WHAT IS BEING ASKED: For each line of the data below that holds "Ebusiness", copy the line.

DATA SUPPLIED:
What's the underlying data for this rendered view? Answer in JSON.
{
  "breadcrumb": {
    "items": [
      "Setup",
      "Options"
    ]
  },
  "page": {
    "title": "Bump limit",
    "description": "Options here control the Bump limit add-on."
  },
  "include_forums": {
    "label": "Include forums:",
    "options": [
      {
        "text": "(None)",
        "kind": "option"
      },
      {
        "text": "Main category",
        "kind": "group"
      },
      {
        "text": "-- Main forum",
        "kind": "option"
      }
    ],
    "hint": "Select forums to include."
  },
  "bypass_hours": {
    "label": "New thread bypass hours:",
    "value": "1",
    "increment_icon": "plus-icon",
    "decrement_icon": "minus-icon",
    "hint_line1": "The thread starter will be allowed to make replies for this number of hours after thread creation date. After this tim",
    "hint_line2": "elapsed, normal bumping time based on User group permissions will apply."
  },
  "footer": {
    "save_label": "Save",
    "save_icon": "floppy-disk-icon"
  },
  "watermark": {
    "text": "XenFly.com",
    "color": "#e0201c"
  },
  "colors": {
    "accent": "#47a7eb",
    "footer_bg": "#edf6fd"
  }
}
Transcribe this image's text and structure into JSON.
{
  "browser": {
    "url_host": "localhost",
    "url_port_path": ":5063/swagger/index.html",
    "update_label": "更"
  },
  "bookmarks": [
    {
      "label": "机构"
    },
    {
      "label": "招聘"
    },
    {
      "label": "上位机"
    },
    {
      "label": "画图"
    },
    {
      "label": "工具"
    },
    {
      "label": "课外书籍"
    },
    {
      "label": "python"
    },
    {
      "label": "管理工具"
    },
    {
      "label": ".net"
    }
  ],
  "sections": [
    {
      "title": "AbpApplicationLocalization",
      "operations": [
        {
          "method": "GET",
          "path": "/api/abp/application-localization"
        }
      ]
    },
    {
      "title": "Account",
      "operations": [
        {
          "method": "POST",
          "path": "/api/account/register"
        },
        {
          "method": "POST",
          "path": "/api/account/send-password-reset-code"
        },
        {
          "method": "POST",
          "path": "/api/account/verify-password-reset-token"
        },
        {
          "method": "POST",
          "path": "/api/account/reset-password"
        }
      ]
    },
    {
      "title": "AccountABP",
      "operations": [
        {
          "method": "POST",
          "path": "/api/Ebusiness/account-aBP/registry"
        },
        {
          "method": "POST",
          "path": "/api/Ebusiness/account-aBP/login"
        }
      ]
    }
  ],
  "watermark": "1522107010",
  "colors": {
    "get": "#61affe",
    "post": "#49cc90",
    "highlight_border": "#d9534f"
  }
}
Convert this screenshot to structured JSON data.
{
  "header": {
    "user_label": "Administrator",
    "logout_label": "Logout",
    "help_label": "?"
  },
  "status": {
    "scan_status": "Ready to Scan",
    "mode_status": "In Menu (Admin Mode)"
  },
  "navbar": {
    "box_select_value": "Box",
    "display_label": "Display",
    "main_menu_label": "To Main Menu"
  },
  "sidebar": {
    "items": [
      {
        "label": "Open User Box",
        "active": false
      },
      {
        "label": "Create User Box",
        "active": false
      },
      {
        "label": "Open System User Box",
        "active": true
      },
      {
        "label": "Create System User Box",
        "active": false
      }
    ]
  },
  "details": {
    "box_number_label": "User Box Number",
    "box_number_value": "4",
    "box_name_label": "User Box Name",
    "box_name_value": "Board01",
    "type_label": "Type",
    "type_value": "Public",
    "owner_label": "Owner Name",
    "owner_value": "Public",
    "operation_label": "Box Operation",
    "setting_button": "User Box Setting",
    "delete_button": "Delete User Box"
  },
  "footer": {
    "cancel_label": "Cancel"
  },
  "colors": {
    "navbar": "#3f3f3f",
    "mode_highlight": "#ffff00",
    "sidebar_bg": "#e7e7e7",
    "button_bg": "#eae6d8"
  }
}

OUTPUT BELOW:
          "path": "/api/Ebusiness/account-aBP/registry"
          "path": "/api/Ebusiness/account-aBP/login"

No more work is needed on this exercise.